=== Texte fourni ===
────

Tout en buvant à la bouche du four du vieux Warren, Jean Coggan, Mark Clark, Joseph Poorgrass et les autres ne craignent pas de soulever à leur façon le problème de la destinée humaine. Ils ont en général des opinions très décidées sur ce grave sujet ; mais, si quelque contre-temps est venu troubler leur égalité d’âme, si l’augmentation de salaire qu’on espérait recule dans un douteux lointain, si la fermière a fait entendre des reproches ou s’est rendue coupable d’injustice en favorisant celui-ci aux dépens de celui-là, alors, sous l’influence de la mauvaise humeur, la foi vacille, la libre pensée apparaît, et le scepticisme prend les formes les plus audacieuses. Heureusement qu’il en reste toujours au moins un qui, n’ayant pas à se plaindre, demeure ferme dans la défense des vérités menacées, soutient que la vertu a sa récompense tôt ou tard, que toutes les promesses faites au juste finissent par s’accomplir, et que « Dieu est un parfait gentleman. » Sur ces matières, comme sur la question de savoir quelle est la meilleure église, Jean Coggan est tout particulièrement remarquable, tant par la solidité des principes que par l’imprévu des raisonnemens. La profession de foi qu’il fait à Joseph Poorgrass, que l’on soupçonne un peu d’incliner vers la chapelle dissidente, peut en donner une idée.

« — Pour ma part, dit Coggan, je tiens fermement à l’église d’Angleterre. Je ne parlerai pas beaucoup de moi-même, je n’aime pas à le faire ; mais je n’ai jamais varié en une seule doctrine, je me suis attaché comme taffetas à la vieille foi où je suis né. Oui, il y a ceci à dire en faveur de l’église d’Angleterre, c’est qu’un homme peut lui appartenir et continuer à fréquenter sa bonne vieille taverne sans jamais se mettre l’esprit à la torture à propos de doctrines. Pour être dissident, il vous faut aller à la chapelle par tous les vents et par tous les temps. Ce n’est pas que les membres de la chapelle ne soient d’assez habiles gaillards à leur manière. Ils sont capables de trouver dans leur propre tête de belles prières à propos de leurs familles et des naufrages qui sont dans les journaux.

────

=== Consigne ===
Prolongez le texte sur les opinions religieuses de Jean Coggan et de ses compagnons, en reprenant juste après sa dernière phrase.

=== Données sources ===
────

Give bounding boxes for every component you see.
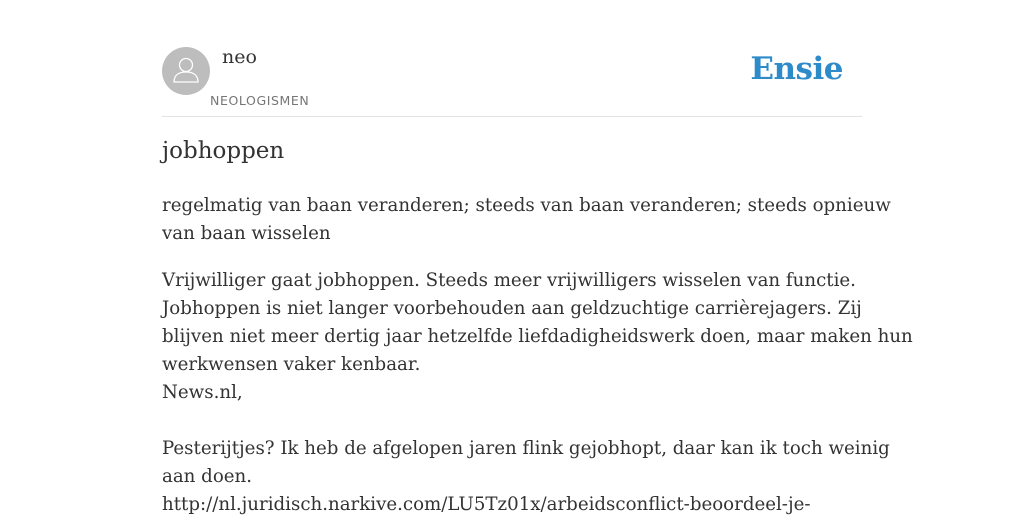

────

=== Résultat de l'exercice ===
« — Oui, c’est ce qu’ils savent faire, dit Mark Clark avec sentiment ; mais nous, gens de l’église établie, voyez-vous, nous sommes forcés de les avoir tout imprimées d’avance, ou sans cela, le diable m’emporte, nous ne saurions pas plus parler à un grand personnage comme la Providence que des enfans qui ne sont pas nés.

« — Oui, reprit Coggan, nous savons parfaitement que, si quelqu’un va au ciel, ce seront eux. Ils ont travaillé dur pour cela, et ils le méritent bien. Je ne suis pas assez fou pour prétendre que nous, qui nous attachons à l’église, nous ayons la même chance qu’eux, parce que nous savons que nous ne l’avons pas ; mais je ne peux pas souffrir les gens qui vont changer leurs bonnes vieilles doctrines dans l’idée d’aller au ciel. Autant vaudrait révéler ses complices pour les quelques livres qu’on y gagne. Eh bien ! voisin, lorsque toutes mes pommes de terre gelèrent jusqu’à la dernière, notre ministre Thirdley fut l’homme qui me donna un sac de semences, quoiqu’il en eût à peine pour son propre usage, et pas d’argent pour en acheter. Sans lui, je n’aurais pas eu une pomme de terre à mettre dans mon jardin. Croyez-vous après cela que je voudrais tourner casaque ? Non, je m’attacherai à mon parti, et si nous sommes dans l’erreur, soit ; je tomberai avec ceux qui sont tombés. »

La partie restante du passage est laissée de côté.